_Chart and figure data_
####

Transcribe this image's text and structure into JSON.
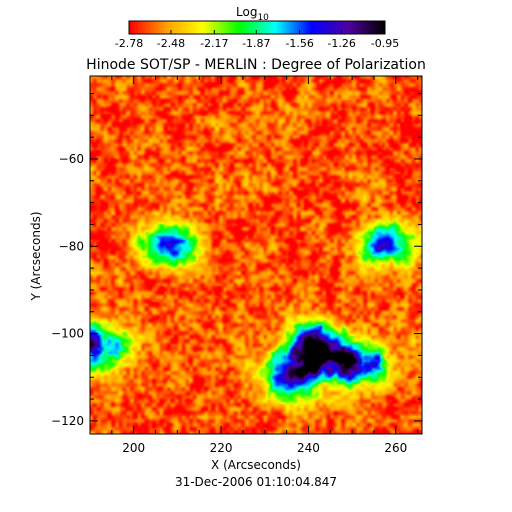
{
  "chart_data": {
    "type": "heatmap",
    "title": "Hinode SOT/SP - MERLIN : Degree of Polarization",
    "timestamp": "31-Dec-2006 01:10:04.847",
    "xlabel": "X (Arcseconds)",
    "ylabel": "Y (Arcseconds)",
    "xlim": [
      190,
      266
    ],
    "ylim": [
      -123,
      -41
    ],
    "x_ticks": [
      200,
      220,
      240,
      260
    ],
    "y_ticks": [
      -60,
      -80,
      -100,
      -120
    ],
    "colorbar": {
      "label_base": "Log",
      "label_sub": "10",
      "ticks": [
        "-2.78",
        "-2.48",
        "-2.17",
        "-1.87",
        "-1.56",
        "-1.26",
        "-0.95"
      ],
      "range": [
        -2.78,
        -0.95
      ],
      "colormap": [
        "#ff0000",
        "#ffa000",
        "#ffff00",
        "#00ff00",
        "#00ffff",
        "#0000ff",
        "#5000a0",
        "#000000"
      ]
    },
    "field_description_values": {
      "background_level": -2.65,
      "strong_regions": [
        {
          "x": 208,
          "y": -79,
          "peak": -1.3
        },
        {
          "x": 191,
          "y": -103,
          "peak": -1.1
        },
        {
          "x": 241,
          "y": -103,
          "peak": -1.05
        },
        {
          "x": 251,
          "y": -107,
          "peak": -1.1
        },
        {
          "x": 236,
          "y": -110,
          "peak": -1.2
        },
        {
          "x": 258,
          "y": -80,
          "peak": -1.5
        }
      ]
    }
  }
}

####

_Exercise details_
Select the lines from the entries that include the word "Arcseconds".

_Exercise response_
    "xlabel": "X (Arcseconds)",
    "ylabel": "Y (Arcseconds)",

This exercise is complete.